§ **DATA EXTRACT**:

+ + +

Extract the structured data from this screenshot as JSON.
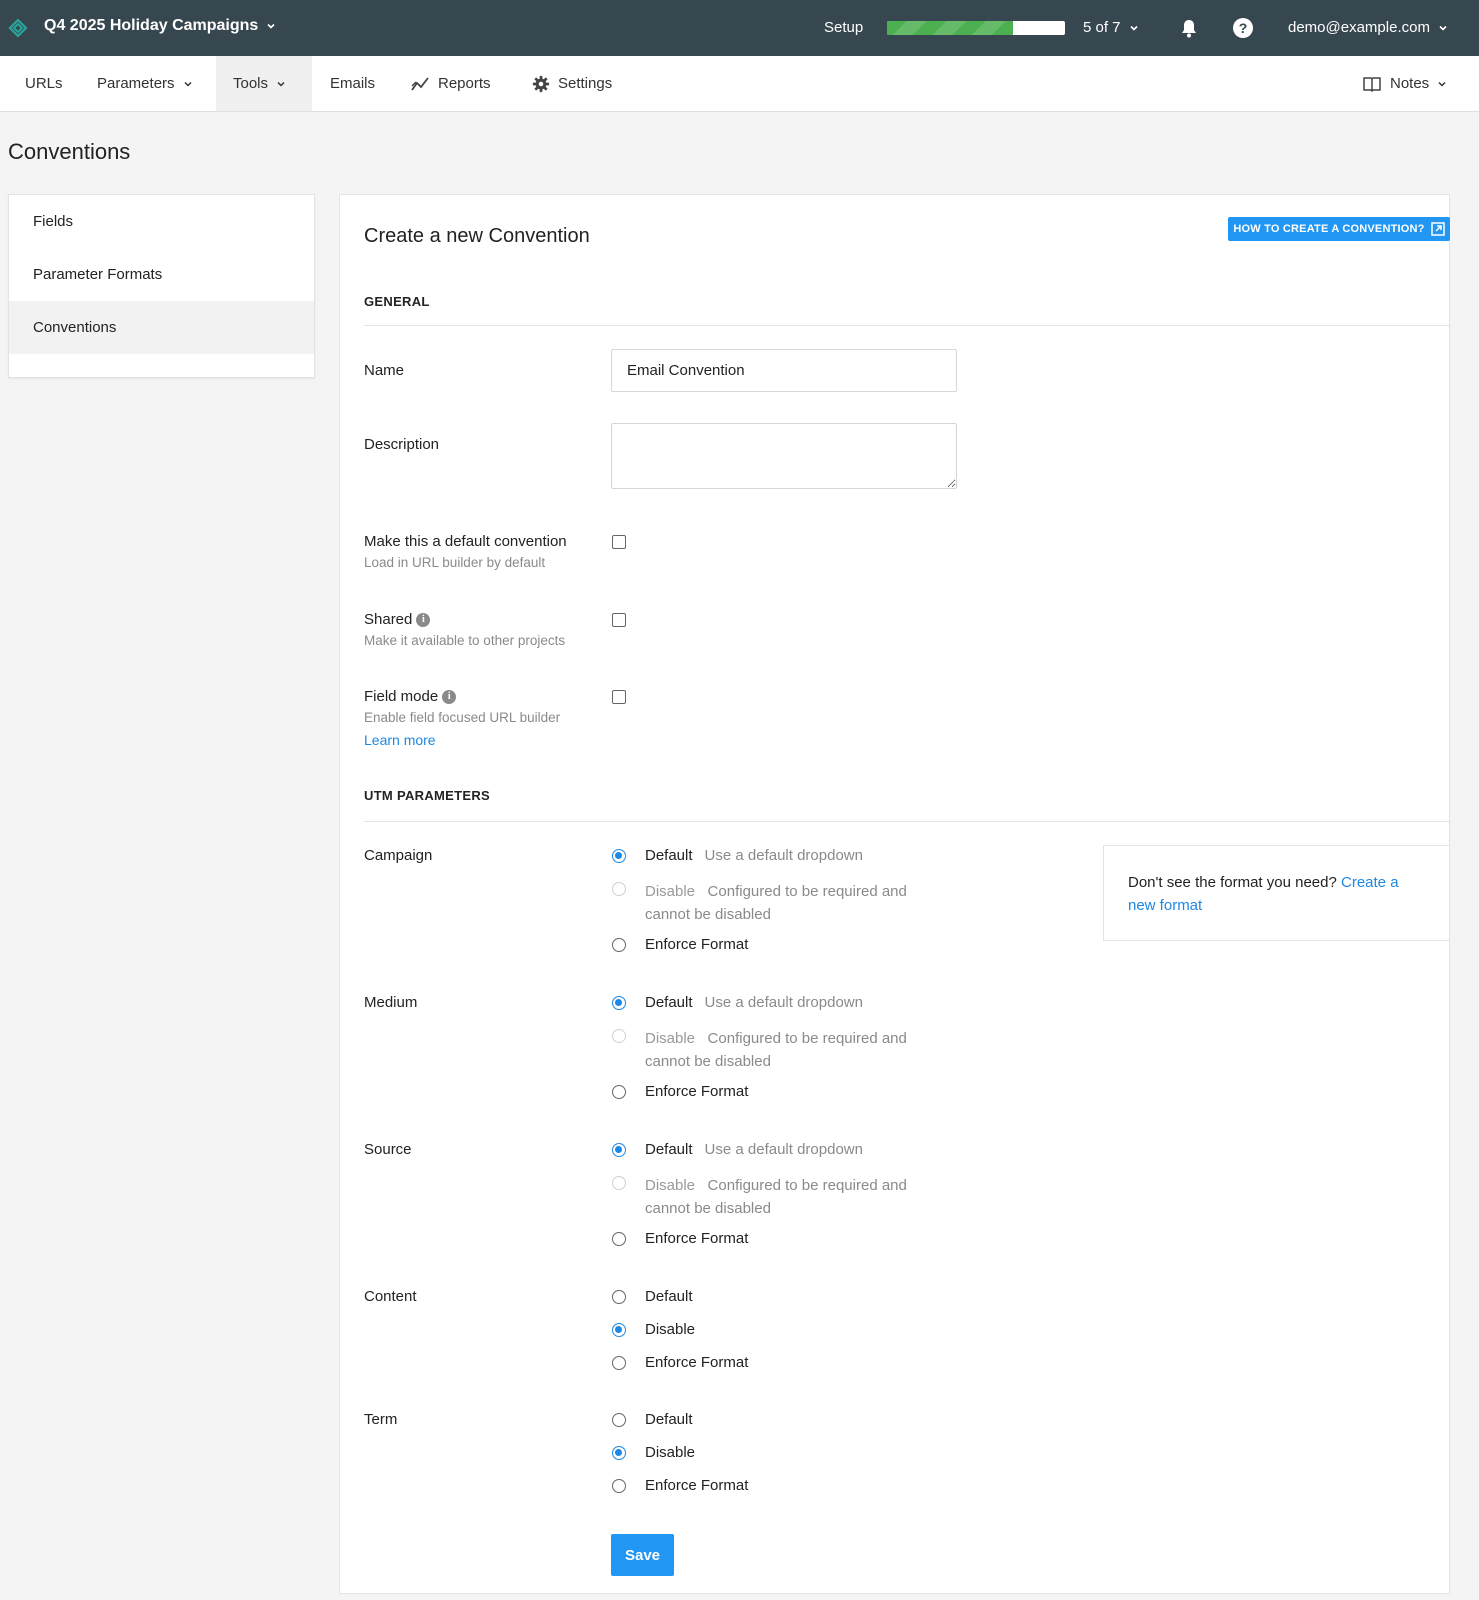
{
  "topbar": {
    "project": "Q4 2025 Holiday Campaigns",
    "setup_label": "Setup",
    "progress": 0.71,
    "steps": "5 of 7",
    "user": "demo@example.com",
    "help_glyph": "?"
  },
  "nav": {
    "items": [
      {
        "label": "URLs"
      },
      {
        "label": "Parameters"
      },
      {
        "label": "Tools"
      },
      {
        "label": "Emails"
      },
      {
        "label": "Reports"
      },
      {
        "label": "Settings"
      }
    ],
    "notes": "Notes"
  },
  "page_title": "Conventions",
  "sidebar": {
    "items": [
      {
        "label": "Fields"
      },
      {
        "label": "Parameter Formats"
      },
      {
        "label": "Conventions"
      }
    ]
  },
  "form": {
    "title": "Create a new Convention",
    "help_button": "HOW TO CREATE A CONVENTION?",
    "general": {
      "section": "GENERAL",
      "name_label": "Name",
      "name_value": "Email Convention",
      "description_label": "Description",
      "description_value": "",
      "default_label": "Make this a default convention",
      "default_sub": "Load in URL builder by default",
      "shared_label": "Shared",
      "shared_sub": "Make it available to other projects",
      "field_mode_label": "Field mode",
      "field_mode_sub": "Enable field focused URL builder",
      "learn_more": "Learn more"
    },
    "utm": {
      "section": "UTM PARAMETERS",
      "default_label": "Default",
      "default_hint": "Use a default dropdown",
      "disable_label": "Disable",
      "disable_hint_1": "Configured to be required and",
      "disable_hint_2": "cannot be disabled",
      "enforce_label": "Enforce Format",
      "params": [
        {
          "name": "Campaign",
          "selected": "Default"
        },
        {
          "name": "Medium",
          "selected": "Default"
        },
        {
          "name": "Source",
          "selected": "Default"
        },
        {
          "name": "Content",
          "selected": "Disable"
        },
        {
          "name": "Term",
          "selected": "Disable"
        }
      ]
    },
    "tip": {
      "text": "Don't see the format you need?",
      "link_1": "Create a",
      "link_2": "new format"
    },
    "save": "Save"
  },
  "colors": {
    "topbar": "#37474f",
    "accent": "#2196f3",
    "link": "#1e88e5",
    "progress": "#4caf50"
  }
}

+ + +

§ **PROBLEM DESCRIPTION**: Write out the records above exactly as they appear, leaving out any pictures.

§ **FULL RESPONSE**:
Extract the structured data from this screenshot as JSON.
{
  "topbar": {
    "project": "Q4 2025 Holiday Campaigns",
    "setup_label": "Setup",
    "progress": 0.71,
    "steps": "5 of 7",
    "user": "demo@example.com",
    "help_glyph": "?"
  },
  "nav": {
    "items": [
      {
        "label": "URLs"
      },
      {
        "label": "Parameters"
      },
      {
        "label": "Tools"
      },
      {
        "label": "Emails"
      },
      {
        "label": "Reports"
      },
      {
        "label": "Settings"
      }
    ],
    "notes": "Notes"
  },
  "page_title": "Conventions",
  "sidebar": {
    "items": [
      {
        "label": "Fields"
      },
      {
        "label": "Parameter Formats"
      },
      {
        "label": "Conventions"
      }
    ]
  },
  "form": {
    "title": "Create a new Convention",
    "help_button": "HOW TO CREATE A CONVENTION?",
    "general": {
      "section": "GENERAL",
      "name_label": "Name",
      "name_value": "Email Convention",
      "description_label": "Description",
      "description_value": "",
      "default_label": "Make this a default convention",
      "default_sub": "Load in URL builder by default",
      "shared_label": "Shared",
      "shared_sub": "Make it available to other projects",
      "field_mode_label": "Field mode",
      "field_mode_sub": "Enable field focused URL builder",
      "learn_more": "Learn more"
    },
    "utm": {
      "section": "UTM PARAMETERS",
      "default_label": "Default",
      "default_hint": "Use a default dropdown",
      "disable_label": "Disable",
      "disable_hint_1": "Configured to be required and",
      "disable_hint_2": "cannot be disabled",
      "enforce_label": "Enforce Format",
      "params": [
        {
          "name": "Campaign",
          "selected": "Default"
        },
        {
          "name": "Medium",
          "selected": "Default"
        },
        {
          "name": "Source",
          "selected": "Default"
        },
        {
          "name": "Content",
          "selected": "Disable"
        },
        {
          "name": "Term",
          "selected": "Disable"
        }
      ]
    },
    "tip": {
      "text": "Don't see the format you need?",
      "link_1": "Create a",
      "link_2": "new format"
    },
    "save": "Save"
  },
  "colors": {
    "topbar": "#37474f",
    "accent": "#2196f3",
    "link": "#1e88e5",
    "progress": "#4caf50"
  }
}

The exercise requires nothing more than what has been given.